▶ [TEXT BLOCK]:
And I feel like my role, in fact, has been in part to help that happen. So I spend a lot of time with early stage founders focusing on essentially neuroscience applications in psychiatry, trying to bring them some perspective and experience. We've now taken the company all the way through going public. So there's a whole arc of just company creation, helping them understand how the research that they're doing in the lab could actually benefit people. And how looking at it not as an academic exercise, but as a company building in world influencing and shaping exercise could be really beneficial to all around.
I think, I hope that if we have these proofs of concepts, drugs that work because they are targeted, we unlock imagination.
So we want to be the leader there. And that's why we have a lot of drugs in the clinic at different directions, because we want to capture as much of that as we can and really affect the change as fast as we can across multiple different fronts. But that unlock from an imagination perspective for the field, for young, a postdoc or a faculty member, grad student, even thinking about how they can take something that they found and really take it to scale. That to me, is the most exciting element of all of this. And we've seen that in other areas. Right. The analogy that I think of most readily is things like electric vehicles. The technology is really not that complicated, but it's the wanting to put it together and putting it together in a nice package that companies like Tesla have done a phenomenal job doing. And they were all alone. And then they showed the path for everybody else to start doing it. And now it's unlocked a lot of really interesting opportunities. Vehicles of different sizes and scales and different application and the world thinks about things differently. Not all of that was one company doing everything. And it shouldn't be one company probably doing everything. So that is what I'd love to see happen. Let's call it in the next five years maybe. I think we could probably see that happen 10 years at most. If we're successful, there'll be a wave of new innovation and really excitement around an area of really prevalent diseases that have very, very few options for them.

▶ [MATERIAL SUPPLIED]:
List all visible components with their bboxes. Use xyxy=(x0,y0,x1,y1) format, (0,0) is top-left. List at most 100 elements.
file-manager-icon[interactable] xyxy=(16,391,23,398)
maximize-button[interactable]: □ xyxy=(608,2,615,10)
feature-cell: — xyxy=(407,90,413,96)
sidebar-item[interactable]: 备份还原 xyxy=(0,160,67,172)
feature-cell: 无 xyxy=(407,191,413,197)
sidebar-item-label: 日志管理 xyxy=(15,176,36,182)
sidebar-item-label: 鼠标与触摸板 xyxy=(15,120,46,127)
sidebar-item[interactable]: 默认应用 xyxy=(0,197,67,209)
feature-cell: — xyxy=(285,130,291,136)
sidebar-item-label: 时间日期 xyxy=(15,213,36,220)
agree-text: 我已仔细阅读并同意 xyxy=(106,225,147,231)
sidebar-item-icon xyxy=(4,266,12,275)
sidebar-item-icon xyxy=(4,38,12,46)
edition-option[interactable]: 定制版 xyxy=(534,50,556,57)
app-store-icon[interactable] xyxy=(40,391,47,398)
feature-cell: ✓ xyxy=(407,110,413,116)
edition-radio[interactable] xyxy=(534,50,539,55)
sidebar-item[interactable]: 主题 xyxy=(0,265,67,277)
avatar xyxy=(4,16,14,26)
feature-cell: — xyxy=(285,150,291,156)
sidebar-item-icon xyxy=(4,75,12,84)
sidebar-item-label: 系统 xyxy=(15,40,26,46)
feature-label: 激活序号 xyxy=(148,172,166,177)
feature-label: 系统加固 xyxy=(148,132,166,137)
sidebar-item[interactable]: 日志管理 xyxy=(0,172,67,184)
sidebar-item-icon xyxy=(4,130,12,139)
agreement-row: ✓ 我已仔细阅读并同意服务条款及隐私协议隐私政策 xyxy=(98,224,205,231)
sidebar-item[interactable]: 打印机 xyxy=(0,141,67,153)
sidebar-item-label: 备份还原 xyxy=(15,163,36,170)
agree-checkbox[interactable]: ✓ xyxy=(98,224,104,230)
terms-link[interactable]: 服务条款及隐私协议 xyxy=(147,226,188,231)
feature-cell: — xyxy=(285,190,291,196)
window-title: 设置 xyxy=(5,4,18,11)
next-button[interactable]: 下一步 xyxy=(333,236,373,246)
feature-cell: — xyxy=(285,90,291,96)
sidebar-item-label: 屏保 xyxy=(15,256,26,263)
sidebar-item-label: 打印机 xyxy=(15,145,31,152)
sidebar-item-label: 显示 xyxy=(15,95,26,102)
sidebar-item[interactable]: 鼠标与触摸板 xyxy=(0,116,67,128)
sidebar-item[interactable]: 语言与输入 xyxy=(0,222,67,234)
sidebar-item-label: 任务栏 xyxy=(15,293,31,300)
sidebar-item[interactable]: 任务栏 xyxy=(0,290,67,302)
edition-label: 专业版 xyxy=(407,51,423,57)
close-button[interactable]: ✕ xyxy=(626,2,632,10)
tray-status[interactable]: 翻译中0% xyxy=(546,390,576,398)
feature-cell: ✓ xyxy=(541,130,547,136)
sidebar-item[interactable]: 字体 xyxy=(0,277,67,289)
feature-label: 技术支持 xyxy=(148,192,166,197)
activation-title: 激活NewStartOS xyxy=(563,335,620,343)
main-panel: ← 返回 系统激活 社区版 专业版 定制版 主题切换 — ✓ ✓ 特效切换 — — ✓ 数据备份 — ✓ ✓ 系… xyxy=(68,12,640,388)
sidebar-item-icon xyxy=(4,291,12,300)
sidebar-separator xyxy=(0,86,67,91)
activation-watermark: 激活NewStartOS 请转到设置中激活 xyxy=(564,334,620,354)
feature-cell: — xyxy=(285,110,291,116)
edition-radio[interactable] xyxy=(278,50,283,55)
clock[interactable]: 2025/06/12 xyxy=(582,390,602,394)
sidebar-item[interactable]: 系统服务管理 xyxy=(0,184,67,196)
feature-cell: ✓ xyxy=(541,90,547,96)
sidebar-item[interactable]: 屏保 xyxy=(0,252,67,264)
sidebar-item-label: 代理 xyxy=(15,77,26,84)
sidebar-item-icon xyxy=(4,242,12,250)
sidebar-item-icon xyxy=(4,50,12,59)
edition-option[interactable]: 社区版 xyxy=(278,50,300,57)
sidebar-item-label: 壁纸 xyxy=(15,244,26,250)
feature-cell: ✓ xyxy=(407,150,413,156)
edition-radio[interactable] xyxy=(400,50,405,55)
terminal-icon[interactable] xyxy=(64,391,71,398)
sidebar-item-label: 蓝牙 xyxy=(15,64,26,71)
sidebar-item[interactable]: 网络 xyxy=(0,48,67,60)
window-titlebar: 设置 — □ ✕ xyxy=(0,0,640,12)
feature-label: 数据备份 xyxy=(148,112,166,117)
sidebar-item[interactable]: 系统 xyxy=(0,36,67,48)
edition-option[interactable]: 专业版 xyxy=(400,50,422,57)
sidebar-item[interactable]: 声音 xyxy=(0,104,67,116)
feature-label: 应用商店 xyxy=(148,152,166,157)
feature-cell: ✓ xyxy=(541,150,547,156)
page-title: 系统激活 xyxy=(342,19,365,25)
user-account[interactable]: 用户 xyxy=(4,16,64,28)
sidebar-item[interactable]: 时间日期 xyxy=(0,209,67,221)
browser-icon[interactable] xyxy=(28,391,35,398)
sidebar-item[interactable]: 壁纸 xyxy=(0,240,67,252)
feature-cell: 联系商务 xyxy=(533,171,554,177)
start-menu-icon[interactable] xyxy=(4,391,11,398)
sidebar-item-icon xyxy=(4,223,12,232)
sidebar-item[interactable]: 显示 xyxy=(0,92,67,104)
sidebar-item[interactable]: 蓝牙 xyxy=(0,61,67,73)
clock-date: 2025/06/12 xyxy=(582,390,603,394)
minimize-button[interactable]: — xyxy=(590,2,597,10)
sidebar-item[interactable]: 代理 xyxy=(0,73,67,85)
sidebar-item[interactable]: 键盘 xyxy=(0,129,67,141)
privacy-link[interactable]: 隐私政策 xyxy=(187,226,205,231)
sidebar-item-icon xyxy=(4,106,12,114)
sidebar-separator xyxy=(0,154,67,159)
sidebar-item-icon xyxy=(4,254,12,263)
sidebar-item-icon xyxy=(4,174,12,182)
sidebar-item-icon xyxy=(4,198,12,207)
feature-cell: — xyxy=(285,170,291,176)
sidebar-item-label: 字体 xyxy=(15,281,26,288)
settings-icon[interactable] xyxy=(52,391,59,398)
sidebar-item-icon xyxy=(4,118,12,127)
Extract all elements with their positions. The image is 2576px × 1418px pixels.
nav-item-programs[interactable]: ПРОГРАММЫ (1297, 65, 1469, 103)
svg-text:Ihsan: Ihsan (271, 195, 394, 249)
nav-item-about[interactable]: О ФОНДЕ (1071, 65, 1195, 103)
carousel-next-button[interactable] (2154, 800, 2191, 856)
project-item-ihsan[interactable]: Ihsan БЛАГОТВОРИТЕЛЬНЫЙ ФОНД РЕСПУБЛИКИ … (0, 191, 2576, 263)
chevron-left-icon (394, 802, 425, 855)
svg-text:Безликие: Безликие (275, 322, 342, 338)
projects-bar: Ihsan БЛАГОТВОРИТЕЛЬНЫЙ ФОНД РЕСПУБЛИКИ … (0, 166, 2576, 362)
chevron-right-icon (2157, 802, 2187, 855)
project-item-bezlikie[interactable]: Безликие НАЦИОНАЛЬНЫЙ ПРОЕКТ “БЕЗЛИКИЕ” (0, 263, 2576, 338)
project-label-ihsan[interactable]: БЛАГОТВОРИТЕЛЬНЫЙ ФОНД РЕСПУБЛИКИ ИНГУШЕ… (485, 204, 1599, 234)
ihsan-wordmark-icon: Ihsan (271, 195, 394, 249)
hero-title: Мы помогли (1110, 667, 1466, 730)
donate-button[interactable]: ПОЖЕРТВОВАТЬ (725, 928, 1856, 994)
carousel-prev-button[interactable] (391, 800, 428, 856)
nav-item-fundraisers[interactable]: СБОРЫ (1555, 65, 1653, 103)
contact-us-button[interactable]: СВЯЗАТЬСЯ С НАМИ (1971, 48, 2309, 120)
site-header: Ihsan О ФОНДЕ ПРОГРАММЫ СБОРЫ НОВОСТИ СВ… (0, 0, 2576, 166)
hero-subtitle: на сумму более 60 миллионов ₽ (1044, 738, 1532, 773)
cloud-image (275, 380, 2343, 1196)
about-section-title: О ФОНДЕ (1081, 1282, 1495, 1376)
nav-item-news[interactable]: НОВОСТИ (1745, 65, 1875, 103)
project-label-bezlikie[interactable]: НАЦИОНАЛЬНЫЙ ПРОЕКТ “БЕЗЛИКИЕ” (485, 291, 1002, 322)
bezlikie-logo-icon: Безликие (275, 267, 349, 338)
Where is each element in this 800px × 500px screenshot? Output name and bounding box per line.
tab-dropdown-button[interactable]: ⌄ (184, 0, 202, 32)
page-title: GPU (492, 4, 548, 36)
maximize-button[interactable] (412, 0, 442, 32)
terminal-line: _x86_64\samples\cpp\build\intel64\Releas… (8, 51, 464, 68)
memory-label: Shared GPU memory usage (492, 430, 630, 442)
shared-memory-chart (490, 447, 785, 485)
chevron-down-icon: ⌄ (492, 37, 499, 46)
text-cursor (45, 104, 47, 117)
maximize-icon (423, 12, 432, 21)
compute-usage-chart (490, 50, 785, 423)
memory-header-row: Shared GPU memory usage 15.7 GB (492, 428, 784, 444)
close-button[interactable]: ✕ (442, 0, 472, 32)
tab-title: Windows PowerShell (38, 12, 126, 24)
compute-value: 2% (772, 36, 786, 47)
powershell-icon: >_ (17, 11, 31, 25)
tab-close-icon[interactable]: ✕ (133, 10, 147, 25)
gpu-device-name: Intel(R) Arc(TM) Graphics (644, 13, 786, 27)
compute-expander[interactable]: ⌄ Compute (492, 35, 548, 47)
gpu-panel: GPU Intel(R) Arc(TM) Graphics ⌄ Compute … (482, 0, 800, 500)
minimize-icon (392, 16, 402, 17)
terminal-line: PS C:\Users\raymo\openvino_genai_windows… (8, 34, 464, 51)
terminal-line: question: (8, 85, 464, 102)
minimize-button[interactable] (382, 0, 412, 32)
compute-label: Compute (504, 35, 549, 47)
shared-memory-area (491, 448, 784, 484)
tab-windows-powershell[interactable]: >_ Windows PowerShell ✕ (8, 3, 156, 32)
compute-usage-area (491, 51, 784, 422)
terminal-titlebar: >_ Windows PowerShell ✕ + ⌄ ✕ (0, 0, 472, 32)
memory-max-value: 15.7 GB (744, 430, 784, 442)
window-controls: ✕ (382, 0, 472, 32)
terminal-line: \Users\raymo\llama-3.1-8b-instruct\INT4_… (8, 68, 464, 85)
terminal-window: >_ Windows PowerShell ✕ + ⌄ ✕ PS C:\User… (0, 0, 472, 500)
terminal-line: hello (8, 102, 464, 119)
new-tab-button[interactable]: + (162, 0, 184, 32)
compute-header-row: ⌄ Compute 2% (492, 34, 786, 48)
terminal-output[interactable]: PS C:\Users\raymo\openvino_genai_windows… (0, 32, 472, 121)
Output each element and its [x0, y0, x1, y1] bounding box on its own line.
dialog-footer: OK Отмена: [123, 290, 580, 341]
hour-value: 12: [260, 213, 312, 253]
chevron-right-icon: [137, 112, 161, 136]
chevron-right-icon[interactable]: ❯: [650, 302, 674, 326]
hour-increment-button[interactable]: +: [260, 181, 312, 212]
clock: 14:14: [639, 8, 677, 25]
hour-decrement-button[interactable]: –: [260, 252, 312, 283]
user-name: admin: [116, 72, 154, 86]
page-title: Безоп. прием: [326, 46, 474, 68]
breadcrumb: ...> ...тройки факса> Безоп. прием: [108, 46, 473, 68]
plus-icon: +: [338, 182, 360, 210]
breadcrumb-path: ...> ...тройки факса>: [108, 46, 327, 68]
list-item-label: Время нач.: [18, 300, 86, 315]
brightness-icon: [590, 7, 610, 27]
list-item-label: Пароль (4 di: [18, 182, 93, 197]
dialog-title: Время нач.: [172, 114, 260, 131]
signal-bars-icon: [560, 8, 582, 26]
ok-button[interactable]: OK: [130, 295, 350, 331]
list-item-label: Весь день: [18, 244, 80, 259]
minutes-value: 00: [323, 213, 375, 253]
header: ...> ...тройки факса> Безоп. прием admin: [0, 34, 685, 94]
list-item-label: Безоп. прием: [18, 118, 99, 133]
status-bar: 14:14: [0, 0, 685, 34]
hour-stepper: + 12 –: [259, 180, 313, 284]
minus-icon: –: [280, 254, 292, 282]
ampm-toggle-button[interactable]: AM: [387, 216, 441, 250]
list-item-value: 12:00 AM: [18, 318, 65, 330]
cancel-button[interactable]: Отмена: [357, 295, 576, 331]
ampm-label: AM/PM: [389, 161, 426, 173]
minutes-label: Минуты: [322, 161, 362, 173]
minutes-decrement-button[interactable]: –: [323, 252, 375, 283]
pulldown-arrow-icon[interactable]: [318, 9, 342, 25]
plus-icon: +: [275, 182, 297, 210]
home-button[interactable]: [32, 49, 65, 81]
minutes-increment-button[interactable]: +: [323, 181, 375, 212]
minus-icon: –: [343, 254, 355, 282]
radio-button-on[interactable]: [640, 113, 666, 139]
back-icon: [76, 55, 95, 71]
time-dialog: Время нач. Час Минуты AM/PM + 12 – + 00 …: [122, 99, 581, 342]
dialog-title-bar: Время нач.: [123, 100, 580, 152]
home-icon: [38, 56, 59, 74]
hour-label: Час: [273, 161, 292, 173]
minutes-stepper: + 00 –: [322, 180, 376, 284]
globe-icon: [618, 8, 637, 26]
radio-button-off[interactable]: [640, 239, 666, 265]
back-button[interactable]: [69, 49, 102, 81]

▶ [PROMPT 1]:
In the psychiatry drug-development excerpt, which company does the speaker name in the electric vehicle comparison?
▶ [PROMPT 2]:
List the academic roles the speaker names when describing who might be inspired to take a finding to scale in the psychiatry drug-development excerpt.
▶ [PROMPT 3]:
Extend the psychiatry drug-development excerpt past its final sentence.
The listing plays no part in what follows.

▶ [YOUR RESPONSE 1]:
Tesla

▶ [YOUR RESPONSE 2]:
A postdoc, a faculty member, and a grad student.

▶ [YOUR RESPONSE 3]:
[00:44:46] Speaker B: And there's certainly something historic about setting precedents.
[00:44:48] Speaker A: I mean, that's why we do this, right? Is when you're at that frontier and you actually accomplish something, it is meaningful.
[00:44:57] Speaker B: I mean, I'd love to hear, maybe just as a closing thought, if you had a magic wand, you could change anything about how psychiatry is practiced or developed today. What would you change?
[00:45:05] Speaker A: I think more openness, honestly, to collecting data for data sake.
It's one of the things that we have most limiting for us as a field is just literally getting information. There's so many clinical trials that don't collect any biology. There are so many patients who come through so many clinics where no information is collected. If we were a bit more collaborative, cooperative, if we saw the opportunity as a field to even just do some data collection, I think we would accelerate progress tremendously. It's very frustrating to have to start from scratch to collect data.
And I saw this at Stanford where when we were bringing patients into our studies, they weren't Stanford patients, they were coming into the clinic. We'd had to recruit them from elsewhere. There just wasn't the infrastructure and the orientation of mind to collect that data. And in oncology, you go to a university because you want to have access to the research. If you're not responding to the first line drugs, right? In psychiatry, that's not the logic. I'd love to see that changed and that could have huge accelerating effects all around.
[00:46:15] Speaker B: Well, Amit, thank you so much for taking the time today. I really appreciated the conversation.
[00:46:19] Speaker A: It's been a pleasure.